WHAT IS BEING ASKED: Search the material for the word "JSON" and report each line where it turns up.

DATA TO PROCESS:
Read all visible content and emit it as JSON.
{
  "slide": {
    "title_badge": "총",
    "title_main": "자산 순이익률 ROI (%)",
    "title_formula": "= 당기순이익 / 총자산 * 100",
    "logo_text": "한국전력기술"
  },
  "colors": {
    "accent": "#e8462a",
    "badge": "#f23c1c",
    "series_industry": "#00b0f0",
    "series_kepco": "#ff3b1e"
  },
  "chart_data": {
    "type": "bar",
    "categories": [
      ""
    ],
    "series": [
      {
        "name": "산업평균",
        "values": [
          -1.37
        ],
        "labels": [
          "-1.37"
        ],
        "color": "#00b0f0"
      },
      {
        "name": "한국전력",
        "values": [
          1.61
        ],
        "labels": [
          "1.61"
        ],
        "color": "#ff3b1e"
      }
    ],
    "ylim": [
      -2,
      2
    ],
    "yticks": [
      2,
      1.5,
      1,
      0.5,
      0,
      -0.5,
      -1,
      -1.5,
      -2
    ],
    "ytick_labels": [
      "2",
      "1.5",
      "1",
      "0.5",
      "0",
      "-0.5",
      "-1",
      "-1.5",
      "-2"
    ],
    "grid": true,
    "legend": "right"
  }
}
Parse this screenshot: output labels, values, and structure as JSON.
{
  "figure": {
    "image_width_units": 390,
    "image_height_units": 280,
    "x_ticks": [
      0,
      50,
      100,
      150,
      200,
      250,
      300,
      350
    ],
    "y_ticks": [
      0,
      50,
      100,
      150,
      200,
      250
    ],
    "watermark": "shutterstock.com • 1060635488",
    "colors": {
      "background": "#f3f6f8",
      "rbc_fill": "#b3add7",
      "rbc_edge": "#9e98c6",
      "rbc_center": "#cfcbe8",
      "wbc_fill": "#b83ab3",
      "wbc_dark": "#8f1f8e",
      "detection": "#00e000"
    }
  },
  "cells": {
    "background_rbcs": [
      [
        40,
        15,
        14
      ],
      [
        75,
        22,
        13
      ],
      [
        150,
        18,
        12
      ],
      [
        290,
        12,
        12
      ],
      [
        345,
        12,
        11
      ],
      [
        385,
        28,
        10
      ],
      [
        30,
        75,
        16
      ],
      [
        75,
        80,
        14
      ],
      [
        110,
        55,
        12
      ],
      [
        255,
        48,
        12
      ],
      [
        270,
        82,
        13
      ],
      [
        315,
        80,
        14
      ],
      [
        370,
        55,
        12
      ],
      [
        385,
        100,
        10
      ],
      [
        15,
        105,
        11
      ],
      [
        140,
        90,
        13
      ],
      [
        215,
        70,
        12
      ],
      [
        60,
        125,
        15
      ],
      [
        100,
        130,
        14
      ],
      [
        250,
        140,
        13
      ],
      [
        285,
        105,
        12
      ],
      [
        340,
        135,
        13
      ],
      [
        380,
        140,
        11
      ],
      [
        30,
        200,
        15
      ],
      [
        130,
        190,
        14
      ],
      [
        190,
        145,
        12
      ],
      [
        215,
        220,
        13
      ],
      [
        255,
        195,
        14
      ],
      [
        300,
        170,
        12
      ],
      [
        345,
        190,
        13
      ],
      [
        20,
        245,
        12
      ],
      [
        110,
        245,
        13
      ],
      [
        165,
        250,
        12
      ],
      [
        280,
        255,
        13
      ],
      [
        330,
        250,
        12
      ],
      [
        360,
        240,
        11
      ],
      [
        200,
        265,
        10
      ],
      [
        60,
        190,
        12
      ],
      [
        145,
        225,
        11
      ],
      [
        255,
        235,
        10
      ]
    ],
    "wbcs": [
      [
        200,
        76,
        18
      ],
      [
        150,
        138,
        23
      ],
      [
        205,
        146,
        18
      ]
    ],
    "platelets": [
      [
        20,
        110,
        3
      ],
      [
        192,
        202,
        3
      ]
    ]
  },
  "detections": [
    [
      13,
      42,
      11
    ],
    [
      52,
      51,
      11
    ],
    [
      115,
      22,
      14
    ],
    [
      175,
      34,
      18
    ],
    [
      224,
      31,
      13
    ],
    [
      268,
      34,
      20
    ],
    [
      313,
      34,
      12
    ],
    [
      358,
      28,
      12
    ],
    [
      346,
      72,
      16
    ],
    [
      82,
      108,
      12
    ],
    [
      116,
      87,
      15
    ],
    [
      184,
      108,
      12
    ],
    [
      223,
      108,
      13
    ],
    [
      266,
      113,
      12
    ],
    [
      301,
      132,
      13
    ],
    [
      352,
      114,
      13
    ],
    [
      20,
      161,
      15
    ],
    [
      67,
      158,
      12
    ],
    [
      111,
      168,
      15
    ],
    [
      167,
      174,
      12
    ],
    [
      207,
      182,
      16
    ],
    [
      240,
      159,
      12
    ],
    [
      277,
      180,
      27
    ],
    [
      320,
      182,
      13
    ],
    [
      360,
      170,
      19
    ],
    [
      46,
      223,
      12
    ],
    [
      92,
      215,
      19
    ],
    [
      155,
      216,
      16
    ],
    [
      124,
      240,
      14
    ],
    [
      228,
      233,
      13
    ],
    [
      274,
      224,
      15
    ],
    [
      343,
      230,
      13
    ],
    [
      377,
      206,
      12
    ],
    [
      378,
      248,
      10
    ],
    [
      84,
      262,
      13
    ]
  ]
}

RESULT OF THIS TASK:
Read all visible content and emit it as JSON.
Parse this screenshot: output labels, values, and structure as JSON.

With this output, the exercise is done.